***** Supplied material *****
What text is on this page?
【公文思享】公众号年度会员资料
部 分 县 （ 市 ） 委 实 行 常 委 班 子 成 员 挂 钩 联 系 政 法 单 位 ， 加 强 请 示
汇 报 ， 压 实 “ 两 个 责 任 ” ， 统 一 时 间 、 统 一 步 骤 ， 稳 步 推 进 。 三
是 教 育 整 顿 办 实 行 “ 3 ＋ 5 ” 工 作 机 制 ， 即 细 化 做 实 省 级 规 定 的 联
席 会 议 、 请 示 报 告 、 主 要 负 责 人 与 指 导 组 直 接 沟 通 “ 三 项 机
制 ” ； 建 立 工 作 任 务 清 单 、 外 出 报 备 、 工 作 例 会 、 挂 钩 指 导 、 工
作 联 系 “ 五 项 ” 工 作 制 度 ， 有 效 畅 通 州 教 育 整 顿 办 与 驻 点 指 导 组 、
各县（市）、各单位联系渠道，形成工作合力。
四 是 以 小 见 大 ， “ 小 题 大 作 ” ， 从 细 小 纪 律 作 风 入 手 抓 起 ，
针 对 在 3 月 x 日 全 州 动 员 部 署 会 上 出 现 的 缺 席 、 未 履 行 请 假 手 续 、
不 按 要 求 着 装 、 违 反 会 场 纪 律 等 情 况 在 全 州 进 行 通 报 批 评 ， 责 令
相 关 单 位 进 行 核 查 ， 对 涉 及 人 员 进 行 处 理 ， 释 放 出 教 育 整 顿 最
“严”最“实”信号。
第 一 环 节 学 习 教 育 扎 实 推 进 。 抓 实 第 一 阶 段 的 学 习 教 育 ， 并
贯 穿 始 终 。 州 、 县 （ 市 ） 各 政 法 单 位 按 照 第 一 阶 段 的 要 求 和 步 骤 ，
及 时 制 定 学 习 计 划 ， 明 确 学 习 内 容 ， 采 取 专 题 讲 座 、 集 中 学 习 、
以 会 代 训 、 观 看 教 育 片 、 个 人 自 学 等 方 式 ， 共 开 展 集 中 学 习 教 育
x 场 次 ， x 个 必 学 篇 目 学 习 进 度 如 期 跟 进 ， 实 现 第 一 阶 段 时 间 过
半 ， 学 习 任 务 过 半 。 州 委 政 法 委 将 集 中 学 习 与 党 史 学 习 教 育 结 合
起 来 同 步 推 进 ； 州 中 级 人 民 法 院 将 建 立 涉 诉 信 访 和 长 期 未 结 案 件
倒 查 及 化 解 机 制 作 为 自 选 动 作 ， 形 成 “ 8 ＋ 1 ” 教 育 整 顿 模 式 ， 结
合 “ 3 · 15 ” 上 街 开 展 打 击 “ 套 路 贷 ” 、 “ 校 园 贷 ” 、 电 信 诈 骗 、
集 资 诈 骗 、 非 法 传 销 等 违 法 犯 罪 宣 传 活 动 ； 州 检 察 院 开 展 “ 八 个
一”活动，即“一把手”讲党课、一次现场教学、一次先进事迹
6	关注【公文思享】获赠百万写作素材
*****
All of the entries must be quoted exactly; please include each one.

What text is on this page?
【公文思享】公众号年度会员资料
部 分 县 （ 市 ） 委 实 行 常 委 班 子 成 员 挂 钩 联 系 政 法 单 位 ， 加 强 请 示
汇 报 ， 压 实 “ 两 个 责 任 ” ， 统 一 时 间 、 统 一 步 骤 ， 稳 步 推 进 。 三
是 教 育 整 顿 办 实 行 “ 3 ＋ 5 ” 工 作 机 制 ， 即 细 化 做 实 省 级 规 定 的 联
席 会 议 、 请 示 报 告 、 主 要 负 责 人 与 指 导 组 直 接 沟 通 “ 三 项 机
制 ” ； 建 立 工 作 任 务 清 单 、 外 出 报 备 、 工 作 例 会 、 挂 钩 指 导 、 工
作 联 系 “ 五 项 ” 工 作 制 度 ， 有 效 畅 通 州 教 育 整 顿 办 与 驻 点 指 导 组 、
各县（市）、各单位联系渠道，形成工作合力。
四 是 以 小 见 大 ， “ 小 题 大 作 ” ， 从 细 小 纪 律 作 风 入 手 抓 起 ，
针 对 在 3 月 x 日 全 州 动 员 部 署 会 上 出 现 的 缺 席 、 未 履 行 请 假 手 续 、
不 按 要 求 着 装 、 违 反 会 场 纪 律 等 情 况 在 全 州 进 行 通 报 批 评 ， 责 令
相 关 单 位 进 行 核 查 ， 对 涉 及 人 员 进 行 处 理 ， 释 放 出 教 育 整 顿 最
“严”最“实”信号。
第 一 环 节 学 习 教 育 扎 实 推 进 。 抓 实 第 一 阶 段 的 学 习 教 育 ， 并
贯 穿 始 终 。 州 、 县 （ 市 ） 各 政 法 单 位 按 照 第 一 阶 段 的 要 求 和 步 骤 ，
及 时 制 定 学 习 计 划 ， 明 确 学 习 内 容 ， 采 取 专 题 讲 座 、 集 中 学 习 、
以 会 代 训 、 观 看 教 育 片 、 个 人 自 学 等 方 式 ， 共 开 展 集 中 学 习 教 育
x 场 次 ， x 个 必 学 篇 目 学 习 进 度 如 期 跟 进 ， 实 现 第 一 阶 段 时 间 过
半 ， 学 习 任 务 过 半 。 州 委 政 法 委 将 集 中 学 习 与 党 史 学 习 教 育 结 合
起 来 同 步 推 进 ； 州 中 级 人 民 法 院 将 建 立 涉 诉 信 访 和 长 期 未 结 案 件
倒 查 及 化 解 机 制 作 为 自 选 动 作 ， 形 成 “ 8 ＋ 1 ” 教 育 整 顿 模 式 ， 结
合 “ 3 · 15 ” 上 街 开 展 打 击 “ 套 路 贷 ” 、 “ 校 园 贷 ” 、 电 信 诈 骗 、
集 资 诈 骗 、 非 法 传 销 等 违 法 犯 罪 宣 传 活 动 ； 州 检 察 院 开 展 “ 八 个
一”活动，即“一把手”讲党课、一次现场教学、一次先进事迹
6	关注【公文思享】获赠百万写作素材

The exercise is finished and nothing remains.